- _Input_:
☆ ☆ ☆ ☆

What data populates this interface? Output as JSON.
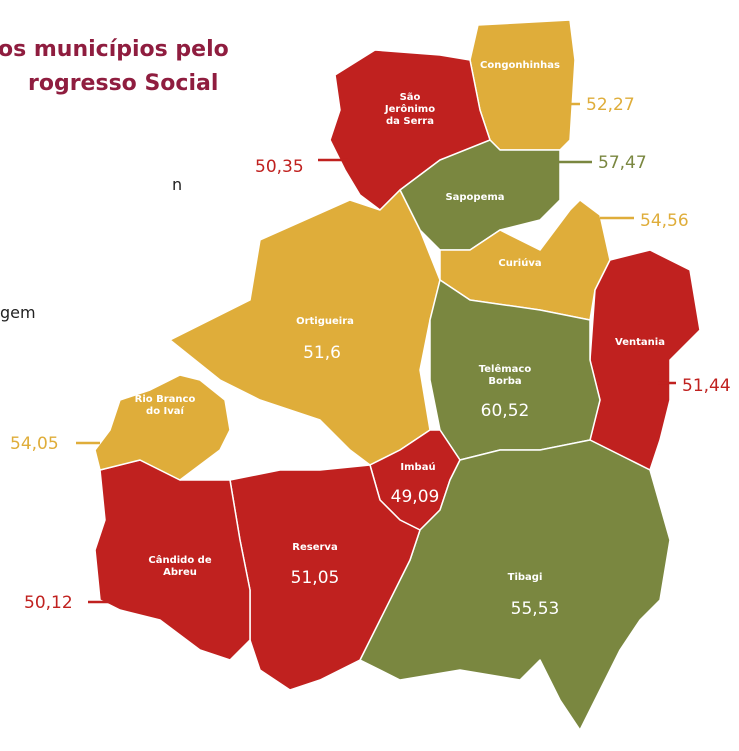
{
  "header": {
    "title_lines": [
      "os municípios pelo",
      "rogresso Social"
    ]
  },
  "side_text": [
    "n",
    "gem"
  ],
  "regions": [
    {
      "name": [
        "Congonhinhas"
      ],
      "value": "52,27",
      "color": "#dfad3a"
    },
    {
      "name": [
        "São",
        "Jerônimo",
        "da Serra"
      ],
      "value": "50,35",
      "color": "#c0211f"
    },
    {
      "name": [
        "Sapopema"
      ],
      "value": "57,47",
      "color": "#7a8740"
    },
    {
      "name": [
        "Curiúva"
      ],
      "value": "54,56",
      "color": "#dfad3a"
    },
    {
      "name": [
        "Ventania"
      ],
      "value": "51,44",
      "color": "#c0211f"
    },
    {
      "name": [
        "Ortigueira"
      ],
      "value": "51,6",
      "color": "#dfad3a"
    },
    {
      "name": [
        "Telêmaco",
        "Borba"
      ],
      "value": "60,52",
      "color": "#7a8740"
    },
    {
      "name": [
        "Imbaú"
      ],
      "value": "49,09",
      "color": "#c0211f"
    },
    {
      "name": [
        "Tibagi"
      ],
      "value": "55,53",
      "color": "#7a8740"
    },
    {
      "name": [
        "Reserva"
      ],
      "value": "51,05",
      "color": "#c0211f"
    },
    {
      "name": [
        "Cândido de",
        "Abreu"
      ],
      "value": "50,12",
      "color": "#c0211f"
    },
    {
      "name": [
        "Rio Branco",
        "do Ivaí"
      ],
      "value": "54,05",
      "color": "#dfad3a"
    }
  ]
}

☆ ☆ ☆ ☆

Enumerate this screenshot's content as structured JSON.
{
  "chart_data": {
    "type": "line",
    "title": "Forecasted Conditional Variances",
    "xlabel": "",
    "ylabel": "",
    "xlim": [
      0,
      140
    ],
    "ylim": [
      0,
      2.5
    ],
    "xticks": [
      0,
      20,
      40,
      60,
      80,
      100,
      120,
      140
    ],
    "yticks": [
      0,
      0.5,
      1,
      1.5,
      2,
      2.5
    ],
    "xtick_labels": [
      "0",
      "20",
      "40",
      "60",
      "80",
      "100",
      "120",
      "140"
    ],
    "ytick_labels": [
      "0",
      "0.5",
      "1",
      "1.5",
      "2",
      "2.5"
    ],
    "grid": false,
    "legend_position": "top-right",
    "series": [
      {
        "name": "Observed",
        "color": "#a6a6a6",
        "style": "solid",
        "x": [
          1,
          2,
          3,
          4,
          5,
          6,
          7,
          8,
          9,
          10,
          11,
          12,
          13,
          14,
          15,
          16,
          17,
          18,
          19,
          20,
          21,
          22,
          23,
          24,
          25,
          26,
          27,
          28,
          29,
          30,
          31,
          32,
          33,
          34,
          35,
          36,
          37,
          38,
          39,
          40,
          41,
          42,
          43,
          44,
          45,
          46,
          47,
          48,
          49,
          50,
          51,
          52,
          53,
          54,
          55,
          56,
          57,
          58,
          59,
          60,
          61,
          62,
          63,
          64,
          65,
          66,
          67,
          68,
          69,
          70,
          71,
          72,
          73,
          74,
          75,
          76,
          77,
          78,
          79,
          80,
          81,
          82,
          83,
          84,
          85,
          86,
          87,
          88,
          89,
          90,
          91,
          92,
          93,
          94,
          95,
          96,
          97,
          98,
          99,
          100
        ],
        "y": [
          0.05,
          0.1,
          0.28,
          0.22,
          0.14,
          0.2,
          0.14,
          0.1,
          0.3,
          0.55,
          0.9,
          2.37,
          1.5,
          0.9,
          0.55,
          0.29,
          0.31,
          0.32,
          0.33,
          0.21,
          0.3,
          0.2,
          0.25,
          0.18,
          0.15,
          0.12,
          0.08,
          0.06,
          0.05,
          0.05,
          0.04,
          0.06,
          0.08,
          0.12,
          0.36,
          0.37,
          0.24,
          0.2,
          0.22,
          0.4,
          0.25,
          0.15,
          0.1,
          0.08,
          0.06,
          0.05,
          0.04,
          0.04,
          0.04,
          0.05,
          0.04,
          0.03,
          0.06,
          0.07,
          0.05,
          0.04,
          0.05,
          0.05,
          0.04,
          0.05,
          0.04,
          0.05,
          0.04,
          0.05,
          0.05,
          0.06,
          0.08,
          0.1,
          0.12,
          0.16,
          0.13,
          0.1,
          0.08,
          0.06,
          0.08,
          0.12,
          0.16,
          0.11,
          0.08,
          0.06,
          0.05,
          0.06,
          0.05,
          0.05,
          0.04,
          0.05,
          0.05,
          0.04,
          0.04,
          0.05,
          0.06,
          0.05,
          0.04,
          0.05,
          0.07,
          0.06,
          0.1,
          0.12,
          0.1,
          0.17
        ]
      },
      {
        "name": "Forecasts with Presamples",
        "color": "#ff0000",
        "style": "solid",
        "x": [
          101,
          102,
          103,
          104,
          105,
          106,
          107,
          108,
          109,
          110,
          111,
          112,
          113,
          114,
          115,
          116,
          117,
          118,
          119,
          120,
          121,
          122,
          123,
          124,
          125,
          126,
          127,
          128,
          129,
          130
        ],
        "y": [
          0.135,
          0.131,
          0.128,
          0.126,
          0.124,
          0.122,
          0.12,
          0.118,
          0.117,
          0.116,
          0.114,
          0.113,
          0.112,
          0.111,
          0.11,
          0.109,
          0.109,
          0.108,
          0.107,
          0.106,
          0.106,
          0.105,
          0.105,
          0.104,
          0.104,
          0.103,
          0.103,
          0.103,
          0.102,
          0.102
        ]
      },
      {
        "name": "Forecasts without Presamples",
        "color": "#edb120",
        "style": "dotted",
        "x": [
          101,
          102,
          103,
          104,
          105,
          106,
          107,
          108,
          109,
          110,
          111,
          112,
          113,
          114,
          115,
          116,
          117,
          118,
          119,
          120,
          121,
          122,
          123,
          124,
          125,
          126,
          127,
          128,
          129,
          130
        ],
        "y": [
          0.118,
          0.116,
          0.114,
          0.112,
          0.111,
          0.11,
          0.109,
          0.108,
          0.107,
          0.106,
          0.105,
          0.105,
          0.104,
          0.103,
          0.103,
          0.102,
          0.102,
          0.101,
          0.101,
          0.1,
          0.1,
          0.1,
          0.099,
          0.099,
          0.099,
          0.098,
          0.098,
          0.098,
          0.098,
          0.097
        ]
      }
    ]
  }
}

☆ ☆ ☆ ☆

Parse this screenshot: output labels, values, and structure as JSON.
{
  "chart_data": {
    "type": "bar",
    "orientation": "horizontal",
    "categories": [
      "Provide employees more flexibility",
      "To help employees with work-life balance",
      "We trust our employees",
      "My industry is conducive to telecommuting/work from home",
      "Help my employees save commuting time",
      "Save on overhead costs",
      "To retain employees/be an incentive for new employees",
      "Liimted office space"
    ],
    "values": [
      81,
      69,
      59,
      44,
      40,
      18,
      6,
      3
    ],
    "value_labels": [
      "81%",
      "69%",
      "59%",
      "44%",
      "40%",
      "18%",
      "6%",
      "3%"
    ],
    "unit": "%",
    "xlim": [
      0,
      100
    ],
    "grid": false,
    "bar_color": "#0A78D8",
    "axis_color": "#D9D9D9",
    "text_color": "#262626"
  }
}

☆ ☆ ☆ ☆

- _Task goal_: Every line in the data above that contains "work" needs to be copied.

- _Finished task_:
      "To help employees with work-life balance",
      "My industry is conducive to telecommuting/work from home",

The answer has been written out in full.